(begin)

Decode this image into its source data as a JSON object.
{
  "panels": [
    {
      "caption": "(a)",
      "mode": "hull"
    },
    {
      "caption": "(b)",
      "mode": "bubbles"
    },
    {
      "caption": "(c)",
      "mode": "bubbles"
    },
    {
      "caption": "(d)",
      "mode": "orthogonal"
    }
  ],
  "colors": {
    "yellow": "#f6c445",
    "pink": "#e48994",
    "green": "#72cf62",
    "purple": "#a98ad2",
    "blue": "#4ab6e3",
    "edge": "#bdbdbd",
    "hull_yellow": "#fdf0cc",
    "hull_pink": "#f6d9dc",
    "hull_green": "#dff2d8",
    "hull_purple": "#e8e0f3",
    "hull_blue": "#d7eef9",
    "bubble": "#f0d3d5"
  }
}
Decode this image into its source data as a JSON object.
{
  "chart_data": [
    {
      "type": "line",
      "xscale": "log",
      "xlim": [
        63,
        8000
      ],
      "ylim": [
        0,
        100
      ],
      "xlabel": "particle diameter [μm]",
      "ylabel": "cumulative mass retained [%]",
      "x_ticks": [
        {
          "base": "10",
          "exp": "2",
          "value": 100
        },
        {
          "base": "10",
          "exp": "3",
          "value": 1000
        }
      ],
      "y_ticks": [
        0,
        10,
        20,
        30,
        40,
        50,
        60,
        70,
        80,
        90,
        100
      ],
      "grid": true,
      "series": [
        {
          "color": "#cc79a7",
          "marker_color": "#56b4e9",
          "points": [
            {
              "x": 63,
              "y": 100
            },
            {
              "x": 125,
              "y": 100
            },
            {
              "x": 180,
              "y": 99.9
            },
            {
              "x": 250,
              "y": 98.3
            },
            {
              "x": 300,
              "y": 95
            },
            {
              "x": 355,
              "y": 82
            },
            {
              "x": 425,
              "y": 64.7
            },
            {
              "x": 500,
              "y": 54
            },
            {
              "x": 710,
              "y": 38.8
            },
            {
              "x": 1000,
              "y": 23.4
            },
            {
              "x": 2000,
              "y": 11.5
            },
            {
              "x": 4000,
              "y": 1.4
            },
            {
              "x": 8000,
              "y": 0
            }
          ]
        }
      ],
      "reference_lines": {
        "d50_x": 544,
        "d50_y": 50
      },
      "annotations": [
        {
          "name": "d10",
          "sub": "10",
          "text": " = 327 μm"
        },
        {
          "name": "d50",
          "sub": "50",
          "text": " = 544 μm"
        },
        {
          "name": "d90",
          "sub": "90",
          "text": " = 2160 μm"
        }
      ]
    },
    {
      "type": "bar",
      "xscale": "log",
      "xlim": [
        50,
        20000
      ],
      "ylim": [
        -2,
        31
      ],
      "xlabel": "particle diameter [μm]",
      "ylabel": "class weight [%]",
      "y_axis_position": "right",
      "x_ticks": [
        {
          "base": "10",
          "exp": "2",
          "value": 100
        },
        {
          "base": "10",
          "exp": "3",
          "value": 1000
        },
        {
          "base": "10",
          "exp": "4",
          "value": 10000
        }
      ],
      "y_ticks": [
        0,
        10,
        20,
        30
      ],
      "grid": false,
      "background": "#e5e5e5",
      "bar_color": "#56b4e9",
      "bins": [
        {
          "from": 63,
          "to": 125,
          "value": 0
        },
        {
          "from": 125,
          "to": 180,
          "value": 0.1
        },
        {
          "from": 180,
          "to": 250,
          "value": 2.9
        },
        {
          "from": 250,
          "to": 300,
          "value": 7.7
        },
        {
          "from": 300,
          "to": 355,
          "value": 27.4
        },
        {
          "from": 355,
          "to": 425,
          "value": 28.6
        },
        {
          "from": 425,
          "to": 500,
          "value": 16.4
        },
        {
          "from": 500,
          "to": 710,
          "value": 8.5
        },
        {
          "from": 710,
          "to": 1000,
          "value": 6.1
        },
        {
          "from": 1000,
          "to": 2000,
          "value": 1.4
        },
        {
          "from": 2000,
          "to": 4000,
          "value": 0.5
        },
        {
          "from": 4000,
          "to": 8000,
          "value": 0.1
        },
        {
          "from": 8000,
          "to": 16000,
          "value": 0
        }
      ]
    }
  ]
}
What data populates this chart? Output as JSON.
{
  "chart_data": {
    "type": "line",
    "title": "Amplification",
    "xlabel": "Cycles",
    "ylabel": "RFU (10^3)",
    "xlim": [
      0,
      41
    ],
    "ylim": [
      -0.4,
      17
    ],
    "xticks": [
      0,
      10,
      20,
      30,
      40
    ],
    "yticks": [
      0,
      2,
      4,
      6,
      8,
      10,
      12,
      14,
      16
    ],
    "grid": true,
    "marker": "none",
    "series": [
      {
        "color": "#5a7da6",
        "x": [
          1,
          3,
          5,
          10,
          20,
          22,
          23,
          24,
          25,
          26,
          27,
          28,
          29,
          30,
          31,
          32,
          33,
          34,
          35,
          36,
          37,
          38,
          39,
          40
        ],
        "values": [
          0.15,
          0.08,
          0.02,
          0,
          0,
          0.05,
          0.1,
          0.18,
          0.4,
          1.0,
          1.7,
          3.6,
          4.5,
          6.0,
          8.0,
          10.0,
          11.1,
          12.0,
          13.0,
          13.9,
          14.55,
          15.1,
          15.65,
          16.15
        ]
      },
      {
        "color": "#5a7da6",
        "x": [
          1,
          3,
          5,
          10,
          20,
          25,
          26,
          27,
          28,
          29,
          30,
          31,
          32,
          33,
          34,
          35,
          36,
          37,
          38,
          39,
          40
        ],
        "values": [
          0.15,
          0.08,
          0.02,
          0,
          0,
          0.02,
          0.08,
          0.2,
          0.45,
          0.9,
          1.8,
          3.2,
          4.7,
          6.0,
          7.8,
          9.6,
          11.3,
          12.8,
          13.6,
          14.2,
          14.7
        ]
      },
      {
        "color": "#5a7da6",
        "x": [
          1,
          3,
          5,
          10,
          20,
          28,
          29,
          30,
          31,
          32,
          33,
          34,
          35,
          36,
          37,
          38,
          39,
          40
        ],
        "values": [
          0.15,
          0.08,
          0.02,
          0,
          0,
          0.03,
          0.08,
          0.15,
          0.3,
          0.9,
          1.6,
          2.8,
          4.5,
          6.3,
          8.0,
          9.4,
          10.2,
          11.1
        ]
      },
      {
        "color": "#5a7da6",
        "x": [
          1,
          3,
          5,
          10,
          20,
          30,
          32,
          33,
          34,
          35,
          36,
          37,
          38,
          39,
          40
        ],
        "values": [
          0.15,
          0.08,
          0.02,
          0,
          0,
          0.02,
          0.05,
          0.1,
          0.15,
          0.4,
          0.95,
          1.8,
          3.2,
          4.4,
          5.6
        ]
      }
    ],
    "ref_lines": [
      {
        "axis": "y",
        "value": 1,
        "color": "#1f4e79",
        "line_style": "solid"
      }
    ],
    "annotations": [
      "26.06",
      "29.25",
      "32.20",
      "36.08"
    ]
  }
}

(end)

All entries must be repeated verbatim.

Response to this task -
Decode this image into its source data as a JSON object.
{
  "panels": [
    {
      "caption": "(a)",
      "mode": "hull"
    },
    {
      "caption": "(b)",
      "mode": "bubbles"
    },
    {
      "caption": "(c)",
      "mode": "bubbles"
    },
    {
      "caption": "(d)",
      "mode": "orthogonal"
    }
  ],
  "colors": {
    "yellow": "#f6c445",
    "pink": "#e48994",
    "green": "#72cf62",
    "purple": "#a98ad2",
    "blue": "#4ab6e3",
    "edge": "#bdbdbd",
    "hull_yellow": "#fdf0cc",
    "hull_pink": "#f6d9dc",
    "hull_green": "#dff2d8",
    "hull_purple": "#e8e0f3",
    "hull_blue": "#d7eef9",
    "bubble": "#f0d3d5"
  }
}
Decode this image into its source data as a JSON object.
{
  "chart_data": [
    {
      "type": "line",
      "xscale": "log",
      "xlim": [
        63,
        8000
      ],
      "ylim": [
        0,
        100
      ],
      "xlabel": "particle diameter [μm]",
      "ylabel": "cumulative mass retained [%]",
      "x_ticks": [
        {
          "base": "10",
          "exp": "2",
          "value": 100
        },
        {
          "base": "10",
          "exp": "3",
          "value": 1000
        }
      ],
      "y_ticks": [
        0,
        10,
        20,
        30,
        40,
        50,
        60,
        70,
        80,
        90,
        100
      ],
      "grid": true,
      "series": [
        {
          "color": "#cc79a7",
          "marker_color": "#56b4e9",
          "points": [
            {
              "x": 63,
              "y": 100
            },
            {
              "x": 125,
              "y": 100
            },
            {
              "x": 180,
              "y": 99.9
            },
            {
              "x": 250,
              "y": 98.3
            },
            {
              "x": 300,
              "y": 95
            },
            {
              "x": 355,
              "y": 82
            },
            {
              "x": 425,
              "y": 64.7
            },
            {
              "x": 500,
              "y": 54
            },
            {
              "x": 710,
              "y": 38.8
            },
            {
              "x": 1000,
              "y": 23.4
            },
            {
              "x": 2000,
              "y": 11.5
            },
            {
              "x": 4000,
              "y": 1.4
            },
            {
              "x": 8000,
              "y": 0
            }
          ]
        }
      ],
      "reference_lines": {
        "d50_x": 544,
        "d50_y": 50
      },
      "annotations": [
        {
          "name": "d10",
          "sub": "10",
          "text": " = 327 μm"
        },
        {
          "name": "d50",
          "sub": "50",
          "text": " = 544 μm"
        },
        {
          "name": "d90",
          "sub": "90",
          "text": " = 2160 μm"
        }
      ]
    },
    {
      "type": "bar",
      "xscale": "log",
      "xlim": [
        50,
        20000
      ],
      "ylim": [
        -2,
        31
      ],
      "xlabel": "particle diameter [μm]",
      "ylabel": "class weight [%]",
      "y_axis_position": "right",
      "x_ticks": [
        {
          "base": "10",
          "exp": "2",
          "value": 100
        },
        {
          "base": "10",
          "exp": "3",
          "value": 1000
        },
        {
          "base": "10",
          "exp": "4",
          "value": 10000
        }
      ],
      "y_ticks": [
        0,
        10,
        20,
        30
      ],
      "grid": false,
      "background": "#e5e5e5",
      "bar_color": "#56b4e9",
      "bins": [
        {
          "from": 63,
          "to": 125,
          "value": 0
        },
        {
          "from": 125,
          "to": 180,
          "value": 0.1
        },
        {
          "from": 180,
          "to": 250,
          "value": 2.9
        },
        {
          "from": 250,
          "to": 300,
          "value": 7.7
        },
        {
          "from": 300,
          "to": 355,
          "value": 27.4
        },
        {
          "from": 355,
          "to": 425,
          "value": 28.6
        },
        {
          "from": 425,
          "to": 500,
          "value": 16.4
        },
        {
          "from": 500,
          "to": 710,
          "value": 8.5
        },
        {
          "from": 710,
          "to": 1000,
          "value": 6.1
        },
        {
          "from": 1000,
          "to": 2000,
          "value": 1.4
        },
        {
          "from": 2000,
          "to": 4000,
          "value": 0.5
        },
        {
          "from": 4000,
          "to": 8000,
          "value": 0.1
        },
        {
          "from": 8000,
          "to": 16000,
          "value": 0
        }
      ]
    }
  ]
}
What data populates this chart? Output as JSON.
{
  "chart_data": {
    "type": "line",
    "title": "Amplification",
    "xlabel": "Cycles",
    "ylabel": "RFU (10^3)",
    "xlim": [
      0,
      41
    ],
    "ylim": [
      -0.4,
      17
    ],
    "xticks": [
      0,
      10,
      20,
      30,
      40
    ],
    "yticks": [
      0,
      2,
      4,
      6,
      8,
      10,
      12,
      14,
      16
    ],
    "grid": true,
    "marker": "none",
    "series": [
      {
        "color": "#5a7da6",
        "x": [
          1,
          3,
          5,
          10,
          20,
          22,
          23,
          24,
          25,
          26,
          27,
          28,
          29,
          30,
          31,
          32,
          33,
          34,
          35,
          36,
          37,
          38,
          39,
          40
        ],
        "values": [
          0.15,
          0.08,
          0.02,
          0,
          0,
          0.05,
          0.1,
          0.18,
          0.4,
          1.0,
          1.7,
          3.6,
          4.5,
          6.0,
          8.0,
          10.0,
          11.1,
          12.0,
          13.0,
          13.9,
          14.55,
          15.1,
          15.65,
          16.15
        ]
      },
      {
        "color": "#5a7da6",
        "x": [
          1,
          3,
          5,
          10,
          20,
          25,
          26,
          27,
          28,
          29,
          30,
          31,
          32,
          33,
          34,
          35,
          36,
          37,
          38,
          39,
          40
        ],
        "values": [
          0.15,
          0.08,
          0.02,
          0,
          0,
          0.02,
          0.08,
          0.2,
          0.45,
          0.9,
          1.8,
          3.2,
          4.7,
          6.0,
          7.8,
          9.6,
          11.3,
          12.8,
          13.6,
          14.2,
          14.7
        ]
      },
      {
        "color": "#5a7da6",
        "x": [
          1,
          3,
          5,
          10,
          20,
          28,
          29,
          30,
          31,
          32,
          33,
          34,
          35,
          36,
          37,
          38,
          39,
          40
        ],
        "values": [
          0.15,
          0.08,
          0.02,
          0,
          0,
          0.03,
          0.08,
          0.15,
          0.3,
          0.9,
          1.6,
          2.8,
          4.5,
          6.3,
          8.0,
          9.4,
          10.2,
          11.1
        ]
      },
      {
        "color": "#5a7da6",
        "x": [
          1,
          3,
          5,
          10,
          20,
          30,
          32,
          33,
          34,
          35,
          36,
          37,
          38,
          39,
          40
        ],
        "values": [
          0.15,
          0.08,
          0.02,
          0,
          0,
          0.02,
          0.05,
          0.1,
          0.15,
          0.4,
          0.95,
          1.8,
          3.2,
          4.4,
          5.6
        ]
      }
    ],
    "ref_lines": [
      {
        "axis": "y",
        "value": 1,
        "color": "#1f4e79",
        "line_style": "solid"
      }
    ],
    "annotations": [
      "26.06",
      "29.25",
      "32.20",
      "36.08"
    ]
  }
}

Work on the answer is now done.